WHAT THE TASK ASKS:
Look below and pull out each line with the word "всегда".
────
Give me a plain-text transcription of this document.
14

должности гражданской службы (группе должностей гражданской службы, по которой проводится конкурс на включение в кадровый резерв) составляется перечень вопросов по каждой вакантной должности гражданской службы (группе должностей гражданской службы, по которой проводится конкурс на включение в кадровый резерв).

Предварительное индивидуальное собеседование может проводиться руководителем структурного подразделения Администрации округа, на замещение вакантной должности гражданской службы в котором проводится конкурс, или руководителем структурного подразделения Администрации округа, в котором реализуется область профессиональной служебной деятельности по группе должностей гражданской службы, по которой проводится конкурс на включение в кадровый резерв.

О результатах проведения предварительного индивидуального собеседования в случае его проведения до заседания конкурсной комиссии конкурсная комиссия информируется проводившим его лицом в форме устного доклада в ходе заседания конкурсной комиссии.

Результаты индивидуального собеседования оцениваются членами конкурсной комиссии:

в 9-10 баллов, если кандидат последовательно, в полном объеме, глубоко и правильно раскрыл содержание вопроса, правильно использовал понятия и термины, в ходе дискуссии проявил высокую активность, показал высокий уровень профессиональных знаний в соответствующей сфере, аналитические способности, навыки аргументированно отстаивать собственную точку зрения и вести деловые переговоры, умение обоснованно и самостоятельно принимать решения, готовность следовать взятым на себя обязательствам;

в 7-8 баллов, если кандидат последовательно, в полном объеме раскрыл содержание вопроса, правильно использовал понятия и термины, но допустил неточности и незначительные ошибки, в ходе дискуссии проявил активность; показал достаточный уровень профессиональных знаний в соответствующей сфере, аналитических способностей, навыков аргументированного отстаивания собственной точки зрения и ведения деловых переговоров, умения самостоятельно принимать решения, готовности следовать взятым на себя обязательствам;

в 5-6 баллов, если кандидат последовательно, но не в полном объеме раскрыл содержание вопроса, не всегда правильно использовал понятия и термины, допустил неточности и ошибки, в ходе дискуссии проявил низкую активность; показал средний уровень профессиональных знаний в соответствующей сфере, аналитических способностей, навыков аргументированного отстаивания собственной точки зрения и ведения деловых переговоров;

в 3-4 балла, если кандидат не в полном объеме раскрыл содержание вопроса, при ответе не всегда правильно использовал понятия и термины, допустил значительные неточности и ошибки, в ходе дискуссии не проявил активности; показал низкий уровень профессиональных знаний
────
RESULT:
в 5-6 баллов, если кандидат последовательно, но не в полном объеме раскрыл содержание вопроса, не всегда правильно использовал понятия и термины, допустил неточности и ошибки, в ходе дискуссии проявил низкую активность; показал средний уровень профессиональных знаний в соответствующей сфере, аналитических способностей, навыков аргументированного отстаивания собственной точки зрения и ведения деловых переговоров;
в 3-4 балла, если кандидат не в полном объеме раскрыл содержание вопроса, при ответе не всегда правильно использовал понятия и термины, допустил значительные неточности и ошибки, в ходе дискуссии не проявил активности; показал низкий уровень профессиональных знаний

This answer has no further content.